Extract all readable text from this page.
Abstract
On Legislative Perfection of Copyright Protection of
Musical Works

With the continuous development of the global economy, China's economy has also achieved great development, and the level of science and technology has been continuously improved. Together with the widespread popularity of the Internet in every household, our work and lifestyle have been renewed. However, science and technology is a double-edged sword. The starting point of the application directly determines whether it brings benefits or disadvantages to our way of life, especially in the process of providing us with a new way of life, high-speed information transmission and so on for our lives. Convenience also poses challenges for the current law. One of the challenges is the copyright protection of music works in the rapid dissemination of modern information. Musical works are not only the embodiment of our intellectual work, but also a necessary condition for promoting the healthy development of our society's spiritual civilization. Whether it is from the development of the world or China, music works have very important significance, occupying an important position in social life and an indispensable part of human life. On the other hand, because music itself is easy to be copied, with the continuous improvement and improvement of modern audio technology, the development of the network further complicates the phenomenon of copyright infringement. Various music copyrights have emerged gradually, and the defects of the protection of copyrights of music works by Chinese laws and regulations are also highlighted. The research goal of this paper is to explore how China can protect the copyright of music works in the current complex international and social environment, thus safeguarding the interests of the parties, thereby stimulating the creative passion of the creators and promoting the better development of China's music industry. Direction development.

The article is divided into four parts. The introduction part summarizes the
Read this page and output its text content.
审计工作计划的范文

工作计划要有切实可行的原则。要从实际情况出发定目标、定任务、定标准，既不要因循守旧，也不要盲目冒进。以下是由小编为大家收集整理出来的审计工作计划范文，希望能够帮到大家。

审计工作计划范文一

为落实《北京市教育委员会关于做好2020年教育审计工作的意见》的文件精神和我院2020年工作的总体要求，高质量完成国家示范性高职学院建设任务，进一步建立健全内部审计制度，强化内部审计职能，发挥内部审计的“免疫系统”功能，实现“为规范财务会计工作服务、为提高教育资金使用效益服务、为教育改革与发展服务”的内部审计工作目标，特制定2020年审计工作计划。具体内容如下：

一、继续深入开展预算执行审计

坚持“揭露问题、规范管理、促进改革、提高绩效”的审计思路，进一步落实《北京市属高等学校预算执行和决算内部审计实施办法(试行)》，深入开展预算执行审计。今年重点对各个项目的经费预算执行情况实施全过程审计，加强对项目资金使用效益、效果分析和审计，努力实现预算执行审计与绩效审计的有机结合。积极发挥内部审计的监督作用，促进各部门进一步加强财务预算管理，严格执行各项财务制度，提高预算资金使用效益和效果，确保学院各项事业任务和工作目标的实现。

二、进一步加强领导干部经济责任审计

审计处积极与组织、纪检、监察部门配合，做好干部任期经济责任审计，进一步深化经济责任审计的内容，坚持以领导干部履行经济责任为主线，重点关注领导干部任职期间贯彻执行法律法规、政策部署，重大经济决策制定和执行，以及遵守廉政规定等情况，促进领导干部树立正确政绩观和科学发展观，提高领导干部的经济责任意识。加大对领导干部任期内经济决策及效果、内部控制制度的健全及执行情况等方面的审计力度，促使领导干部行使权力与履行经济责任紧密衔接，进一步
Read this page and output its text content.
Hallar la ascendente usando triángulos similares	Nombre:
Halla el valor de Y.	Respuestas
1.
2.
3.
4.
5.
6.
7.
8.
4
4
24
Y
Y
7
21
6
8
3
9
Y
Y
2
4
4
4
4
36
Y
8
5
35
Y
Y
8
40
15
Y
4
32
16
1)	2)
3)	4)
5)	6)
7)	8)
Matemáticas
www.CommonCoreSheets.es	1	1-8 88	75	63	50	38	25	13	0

Challenge: Write the material out exactly, with nothing left out.

Finished answer:
Extract all readable text from this page.
Abstract
On Legislative Perfection of Copyright Protection of
Musical Works

With the continuous development of the global economy, China's economy has also achieved great development, and the level of science and technology has been continuously improved. Together with the widespread popularity of the Internet in every household, our work and lifestyle have been renewed. However, science and technology is a double-edged sword. The starting point of the application directly determines whether it brings benefits or disadvantages to our way of life, especially in the process of providing us with a new way of life, high-speed information transmission and so on for our lives. Convenience also poses challenges for the current law. One of the challenges is the copyright protection of music works in the rapid dissemination of modern information. Musical works are not only the embodiment of our intellectual work, but also a necessary condition for promoting the healthy development of our society's spiritual civilization. Whether it is from the development of the world or China, music works have very important significance, occupying an important position in social life and an indispensable part of human life. On the other hand, because music itself is easy to be copied, with the continuous improvement and improvement of modern audio technology, the development of the network further complicates the phenomenon of copyright infringement. Various music copyrights have emerged gradually, and the defects of the protection of copyrights of music works by Chinese laws and regulations are also highlighted. The research goal of this paper is to explore how China can protect the copyright of music works in the current complex international and social environment, thus safeguarding the interests of the parties, thereby stimulating the creative passion of the creators and promoting the better development of China's music industry. Direction development.

The article is divided into four parts. The introduction part summarizes the
Read this page and output its text content.
审计工作计划的范文

工作计划要有切实可行的原则。要从实际情况出发定目标、定任务、定标准，既不要因循守旧，也不要盲目冒进。以下是由小编为大家收集整理出来的审计工作计划范文，希望能够帮到大家。

审计工作计划范文一

为落实《北京市教育委员会关于做好2020年教育审计工作的意见》的文件精神和我院2020年工作的总体要求，高质量完成国家示范性高职学院建设任务，进一步建立健全内部审计制度，强化内部审计职能，发挥内部审计的“免疫系统”功能，实现“为规范财务会计工作服务、为提高教育资金使用效益服务、为教育改革与发展服务”的内部审计工作目标，特制定2020年审计工作计划。具体内容如下：

一、继续深入开展预算执行审计

坚持“揭露问题、规范管理、促进改革、提高绩效”的审计思路，进一步落实《北京市属高等学校预算执行和决算内部审计实施办法(试行)》，深入开展预算执行审计。今年重点对各个项目的经费预算执行情况实施全过程审计，加强对项目资金使用效益、效果分析和审计，努力实现预算执行审计与绩效审计的有机结合。积极发挥内部审计的监督作用，促进各部门进一步加强财务预算管理，严格执行各项财务制度，提高预算资金使用效益和效果，确保学院各项事业任务和工作目标的实现。

二、进一步加强领导干部经济责任审计

审计处积极与组织、纪检、监察部门配合，做好干部任期经济责任审计，进一步深化经济责任审计的内容，坚持以领导干部履行经济责任为主线，重点关注领导干部任职期间贯彻执行法律法规、政策部署，重大经济决策制定和执行，以及遵守廉政规定等情况，促进领导干部树立正确政绩观和科学发展观，提高领导干部的经济责任意识。加大对领导干部任期内经济决策及效果、内部控制制度的健全及执行情况等方面的审计力度，促使领导干部行使权力与履行经济责任紧密衔接，进一步
Read this page and output its text content.
Hallar la ascendente usando triángulos similares	Nombre:
Halla el valor de Y.	Respuestas
1.
2.
3.
4.
5.
6.
7.
8.
4
4
24
Y
Y
7
21
6
8
3
9
Y
Y
2
4
4
4
4
36
Y
8
5
35
Y
Y
8
40
15
Y
4
32
16
1)	2)
3)	4)
5)	6)
7)	8)
Matemáticas
www.CommonCoreSheets.es	1	1-8 88	75	63	50	38	25	13	0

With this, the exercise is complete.